#### [WHAT THE TASK REQUIRES]
Copy the material below, changing each "Patent image size" to "Figure dimensions" and leaving the rest untouched.

#### [Lines of data]
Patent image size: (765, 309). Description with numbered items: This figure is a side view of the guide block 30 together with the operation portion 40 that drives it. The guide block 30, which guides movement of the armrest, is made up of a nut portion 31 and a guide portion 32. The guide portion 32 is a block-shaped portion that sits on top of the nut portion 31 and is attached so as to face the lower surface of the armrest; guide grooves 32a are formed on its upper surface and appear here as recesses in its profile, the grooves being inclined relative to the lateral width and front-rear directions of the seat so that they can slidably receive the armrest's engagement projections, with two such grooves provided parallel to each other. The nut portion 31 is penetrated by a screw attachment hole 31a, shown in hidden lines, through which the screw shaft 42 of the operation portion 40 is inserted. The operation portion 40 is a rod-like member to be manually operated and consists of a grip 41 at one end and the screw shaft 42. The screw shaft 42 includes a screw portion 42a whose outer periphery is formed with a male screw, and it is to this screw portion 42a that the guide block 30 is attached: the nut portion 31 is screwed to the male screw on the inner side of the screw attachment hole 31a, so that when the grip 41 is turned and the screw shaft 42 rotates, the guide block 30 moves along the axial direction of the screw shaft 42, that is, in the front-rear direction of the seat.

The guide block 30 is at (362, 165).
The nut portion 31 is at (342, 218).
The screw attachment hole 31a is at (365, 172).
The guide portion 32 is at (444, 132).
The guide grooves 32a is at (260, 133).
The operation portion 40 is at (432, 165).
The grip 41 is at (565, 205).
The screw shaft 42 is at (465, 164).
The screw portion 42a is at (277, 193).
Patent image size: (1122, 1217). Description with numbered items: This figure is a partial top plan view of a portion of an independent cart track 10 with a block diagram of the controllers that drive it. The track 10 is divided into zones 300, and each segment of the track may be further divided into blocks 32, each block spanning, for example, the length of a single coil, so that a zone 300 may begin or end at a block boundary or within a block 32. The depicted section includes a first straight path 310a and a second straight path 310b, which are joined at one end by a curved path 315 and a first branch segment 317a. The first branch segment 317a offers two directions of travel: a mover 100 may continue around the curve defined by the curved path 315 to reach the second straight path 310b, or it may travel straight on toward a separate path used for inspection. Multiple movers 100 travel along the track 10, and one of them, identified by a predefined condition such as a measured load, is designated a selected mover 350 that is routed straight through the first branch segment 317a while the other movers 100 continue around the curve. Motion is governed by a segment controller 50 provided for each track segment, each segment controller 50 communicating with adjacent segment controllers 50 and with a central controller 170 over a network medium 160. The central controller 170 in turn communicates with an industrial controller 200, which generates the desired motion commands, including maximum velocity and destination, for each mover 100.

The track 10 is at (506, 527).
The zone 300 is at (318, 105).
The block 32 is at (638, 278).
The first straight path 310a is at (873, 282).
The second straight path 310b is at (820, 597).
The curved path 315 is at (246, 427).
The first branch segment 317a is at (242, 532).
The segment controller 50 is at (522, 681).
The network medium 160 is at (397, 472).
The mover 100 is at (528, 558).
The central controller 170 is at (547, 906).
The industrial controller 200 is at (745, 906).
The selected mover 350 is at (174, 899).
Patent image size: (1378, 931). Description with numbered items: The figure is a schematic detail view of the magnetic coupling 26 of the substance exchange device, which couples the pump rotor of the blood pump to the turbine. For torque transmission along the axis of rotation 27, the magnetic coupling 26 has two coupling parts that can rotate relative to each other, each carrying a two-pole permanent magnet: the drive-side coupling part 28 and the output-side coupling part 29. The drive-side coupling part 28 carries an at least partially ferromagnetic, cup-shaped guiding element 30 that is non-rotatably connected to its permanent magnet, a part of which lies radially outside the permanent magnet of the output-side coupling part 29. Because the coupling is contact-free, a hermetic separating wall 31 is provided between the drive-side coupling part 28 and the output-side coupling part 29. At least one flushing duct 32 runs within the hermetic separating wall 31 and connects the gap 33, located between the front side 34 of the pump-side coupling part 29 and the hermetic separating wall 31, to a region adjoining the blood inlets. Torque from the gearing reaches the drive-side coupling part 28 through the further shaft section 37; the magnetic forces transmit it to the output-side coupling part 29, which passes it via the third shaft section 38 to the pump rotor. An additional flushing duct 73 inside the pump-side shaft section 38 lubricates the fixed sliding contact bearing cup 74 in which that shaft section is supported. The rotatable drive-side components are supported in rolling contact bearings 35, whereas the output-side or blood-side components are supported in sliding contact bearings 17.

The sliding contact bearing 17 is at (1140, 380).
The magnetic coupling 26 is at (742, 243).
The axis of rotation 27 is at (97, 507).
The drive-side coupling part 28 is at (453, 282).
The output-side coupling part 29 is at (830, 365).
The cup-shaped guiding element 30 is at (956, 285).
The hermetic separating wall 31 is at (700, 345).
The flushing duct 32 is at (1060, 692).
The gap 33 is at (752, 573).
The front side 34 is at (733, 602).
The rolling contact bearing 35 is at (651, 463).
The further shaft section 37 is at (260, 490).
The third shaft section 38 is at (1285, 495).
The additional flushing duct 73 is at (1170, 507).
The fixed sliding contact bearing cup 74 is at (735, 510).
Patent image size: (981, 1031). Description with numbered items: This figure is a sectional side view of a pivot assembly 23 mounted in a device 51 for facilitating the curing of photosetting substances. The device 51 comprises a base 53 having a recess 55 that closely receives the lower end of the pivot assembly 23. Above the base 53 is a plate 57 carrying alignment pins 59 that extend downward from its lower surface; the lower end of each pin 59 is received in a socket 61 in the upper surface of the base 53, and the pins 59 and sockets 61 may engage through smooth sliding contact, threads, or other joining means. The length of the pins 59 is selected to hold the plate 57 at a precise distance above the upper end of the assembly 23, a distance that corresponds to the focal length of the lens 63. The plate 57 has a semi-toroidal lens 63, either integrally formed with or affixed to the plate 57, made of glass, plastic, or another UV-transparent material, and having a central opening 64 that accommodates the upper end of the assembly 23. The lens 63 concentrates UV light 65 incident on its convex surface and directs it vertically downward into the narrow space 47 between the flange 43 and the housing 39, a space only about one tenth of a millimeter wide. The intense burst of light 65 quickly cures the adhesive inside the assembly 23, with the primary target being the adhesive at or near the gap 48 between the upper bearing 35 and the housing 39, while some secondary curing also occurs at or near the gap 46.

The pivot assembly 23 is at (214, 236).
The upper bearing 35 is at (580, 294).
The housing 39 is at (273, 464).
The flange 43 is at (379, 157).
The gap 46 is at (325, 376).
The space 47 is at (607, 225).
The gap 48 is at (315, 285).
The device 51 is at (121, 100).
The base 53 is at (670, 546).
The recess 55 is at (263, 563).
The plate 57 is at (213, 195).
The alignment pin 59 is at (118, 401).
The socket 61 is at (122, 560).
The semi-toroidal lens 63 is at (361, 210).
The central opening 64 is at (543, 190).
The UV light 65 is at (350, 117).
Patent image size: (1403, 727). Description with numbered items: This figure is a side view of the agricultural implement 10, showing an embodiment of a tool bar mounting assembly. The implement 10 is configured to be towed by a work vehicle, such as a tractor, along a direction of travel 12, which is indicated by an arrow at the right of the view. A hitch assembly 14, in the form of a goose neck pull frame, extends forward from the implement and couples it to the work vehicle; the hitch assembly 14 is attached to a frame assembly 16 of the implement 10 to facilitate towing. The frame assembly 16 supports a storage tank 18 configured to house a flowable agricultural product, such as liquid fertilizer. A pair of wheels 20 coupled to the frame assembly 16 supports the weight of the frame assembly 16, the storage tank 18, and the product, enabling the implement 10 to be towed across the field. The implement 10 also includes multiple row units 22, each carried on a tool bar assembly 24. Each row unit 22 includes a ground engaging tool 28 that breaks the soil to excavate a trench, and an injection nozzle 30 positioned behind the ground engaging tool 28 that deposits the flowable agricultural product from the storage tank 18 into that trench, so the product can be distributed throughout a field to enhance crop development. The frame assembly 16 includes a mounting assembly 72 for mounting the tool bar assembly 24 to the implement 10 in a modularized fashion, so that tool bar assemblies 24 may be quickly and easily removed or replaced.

#### [EXERCISE OUTPUT]
Figure dimensions: (765, 309). Description with numbered items: This figure is a side view of the guide block 30 together with the operation portion 40 that drives it. The guide block 30, which guides movement of the armrest, is made up of a nut portion 31 and a guide portion 32. The guide portion 32 is a block-shaped portion that sits on top of the nut portion 31 and is attached so as to face the lower surface of the armrest; guide grooves 32a are formed on its upper surface and appear here as recesses in its profile, the grooves being inclined relative to the lateral width and front-rear directions of the seat so that they can slidably receive the armrest's engagement projections, with two such grooves provided parallel to each other. The nut portion 31 is penetrated by a screw attachment hole 31a, shown in hidden lines, through which the screw shaft 42 of the operation portion 40 is inserted. The operation portion 40 is a rod-like member to be manually operated and consists of a grip 41 at one end and the screw shaft 42. The screw shaft 42 includes a screw portion 42a whose outer periphery is formed with a male screw, and it is to this screw portion 42a that the guide block 30 is attached: the nut portion 31 is screwed to the male screw on the inner side of the screw attachment hole 31a, so that when the grip 41 is turned and the screw shaft 42 rotates, the guide block 30 moves along the axial direction of the screw shaft 42, that is, in the front-rear direction of the seat.

The guide block 30 is at (362, 165).
The nut portion 31 is at (342, 218).
The screw attachment hole 31a is at (365, 172).
The guide portion 32 is at (444, 132).
The guide grooves 32a is at (260, 133).
The operation portion 40 is at (432, 165).
The grip 41 is at (565, 205).
The screw shaft 42 is at (465, 164).
The screw portion 42a is at (277, 193).
Figure dimensions: (1122, 1217). Description with numbered items: This figure is a partial top plan view of a portion of an independent cart track 10 with a block diagram of the controllers that drive it. The track 10 is divided into zones 300, and each segment of the track may be further divided into blocks 32, each block spanning, for example, the length of a single coil, so that a zone 300 may begin or end at a block boundary or within a block 32. The depicted section includes a first straight path 310a and a second straight path 310b, which are joined at one end by a curved path 315 and a first branch segment 317a. The first branch segment 317a offers two directions of travel: a mover 100 may continue around the curve defined by the curved path 315 to reach the second straight path 310b, or it may travel straight on toward a separate path used for inspection. Multiple movers 100 travel along the track 10, and one of them, identified by a predefined condition such as a measured load, is designated a selected mover 350 that is routed straight through the first branch segment 317a while the other movers 100 continue around the curve. Motion is governed by a segment controller 50 provided for each track segment, each segment controller 50 communicating with adjacent segment controllers 50 and with a central controller 170 over a network medium 160. The central controller 170 in turn communicates with an industrial controller 200, which generates the desired motion commands, including maximum velocity and destination, for each mover 100.

The track 10 is at (506, 527).
The zone 300 is at (318, 105).
The block 32 is at (638, 278).
The first straight path 310a is at (873, 282).
The second straight path 310b is at (820, 597).
The curved path 315 is at (246, 427).
The first branch segment 317a is at (242, 532).
The segment controller 50 is at (522, 681).
The network medium 160 is at (397, 472).
The mover 100 is at (528, 558).
The central controller 170 is at (547, 906).
The industrial controller 200 is at (745, 906).
The selected mover 350 is at (174, 899).
Figure dimensions: (1378, 931). Description with numbered items: The figure is a schematic detail view of the magnetic coupling 26 of the substance exchange device, which couples the pump rotor of the blood pump to the turbine. For torque transmission along the axis of rotation 27, the magnetic coupling 26 has two coupling parts that can rotate relative to each other, each carrying a two-pole permanent magnet: the drive-side coupling part 28 and the output-side coupling part 29. The drive-side coupling part 28 carries an at least partially ferromagnetic, cup-shaped guiding element 30 that is non-rotatably connected to its permanent magnet, a part of which lies radially outside the permanent magnet of the output-side coupling part 29. Because the coupling is contact-free, a hermetic separating wall 31 is provided between the drive-side coupling part 28 and the output-side coupling part 29. At least one flushing duct 32 runs within the hermetic separating wall 31 and connects the gap 33, located between the front side 34 of the pump-side coupling part 29 and the hermetic separating wall 31, to a region adjoining the blood inlets. Torque from the gearing reaches the drive-side coupling part 28 through the further shaft section 37; the magnetic forces transmit it to the output-side coupling part 29, which passes it via the third shaft section 38 to the pump rotor. An additional flushing duct 73 inside the pump-side shaft section 38 lubricates the fixed sliding contact bearing cup 74 in which that shaft section is supported. The rotatable drive-side components are supported in rolling contact bearings 35, whereas the output-side or blood-side components are supported in sliding contact bearings 17.

The sliding contact bearing 17 is at (1140, 380).
The magnetic coupling 26 is at (742, 243).
The axis of rotation 27 is at (97, 507).
The drive-side coupling part 28 is at (453, 282).
The output-side coupling part 29 is at (830, 365).
The cup-shaped guiding element 30 is at (956, 285).
The hermetic separating wall 31 is at (700, 345).
The flushing duct 32 is at (1060, 692).
The gap 33 is at (752, 573).
The front side 34 is at (733, 602).
The rolling contact bearing 35 is at (651, 463).
The further shaft section 37 is at (260, 490).
The third shaft section 38 is at (1285, 495).
The additional flushing duct 73 is at (1170, 507).
The fixed sliding contact bearing cup 74 is at (735, 510).
Figure dimensions: (981, 1031). Description with numbered items: This figure is a sectional side view of a pivot assembly 23 mounted in a device 51 for facilitating the curing of photosetting substances. The device 51 comprises a base 53 having a recess 55 that closely receives the lower end of the pivot assembly 23. Above the base 53 is a plate 57 carrying alignment pins 59 that extend downward from its lower surface; the lower end of each pin 59 is received in a socket 61 in the upper surface of the base 53, and the pins 59 and sockets 61 may engage through smooth sliding contact, threads, or other joining means. The length of the pins 59 is selected to hold the plate 57 at a precise distance above the upper end of the assembly 23, a distance that corresponds to the focal length of the lens 63. The plate 57 has a semi-toroidal lens 63, either integrally formed with or affixed to the plate 57, made of glass, plastic, or another UV-transparent material, and having a central opening 64 that accommodates the upper end of the assembly 23. The lens 63 concentrates UV light 65 incident on its convex surface and directs it vertically downward into the narrow space 47 between the flange 43 and the housing 39, a space only about one tenth of a millimeter wide. The intense burst of light 65 quickly cures the adhesive inside the assembly 23, with the primary target being the adhesive at or near the gap 48 between the upper bearing 35 and the housing 39, while some secondary curing also occurs at or near the gap 46.

The pivot assembly 23 is at (214, 236).
The upper bearing 35 is at (580, 294).
The housing 39 is at (273, 464).
The flange 43 is at (379, 157).
The gap 46 is at (325, 376).
The space 47 is at (607, 225).
The gap 48 is at (315, 285).
The device 51 is at (121, 100).
The base 53 is at (670, 546).
The recess 55 is at (263, 563).
The plate 57 is at (213, 195).
The alignment pin 59 is at (118, 401).
The socket 61 is at (122, 560).
The semi-toroidal lens 63 is at (361, 210).
The central opening 64 is at (543, 190).
The UV light 65 is at (350, 117).
Figure dimensions: (1403, 727). Description with numbered items: This figure is a side view of the agricultural implement 10, showing an embodiment of a tool bar mounting assembly. The implement 10 is configured to be towed by a work vehicle, such as a tractor, along a direction of travel 12, which is indicated by an arrow at the right of the view. A hitch assembly 14, in the form of a goose neck pull frame, extends forward from the implement and couples it to the work vehicle; the hitch assembly 14 is attached to a frame assembly 16 of the implement 10 to facilitate towing. The frame assembly 16 supports a storage tank 18 configured to house a flowable agricultural product, such as liquid fertilizer. A pair of wheels 20 coupled to the frame assembly 16 supports the weight of the frame assembly 16, the storage tank 18, and the product, enabling the implement 10 to be towed across the field. The implement 10 also includes multiple row units 22, each carried on a tool bar assembly 24. Each row unit 22 includes a ground engaging tool 28 that breaks the soil to excavate a trench, and an injection nozzle 30 positioned behind the ground engaging tool 28 that deposits the flowable agricultural product from the storage tank 18 into that trench, so the product can be distributed throughout a field to enhance crop development. The frame assembly 16 includes a mounting assembly 72 for mounting the tool bar assembly 24 to the implement 10 in a modularized fashion, so that tool bar assemblies 24 may be quickly and easily removed or replaced.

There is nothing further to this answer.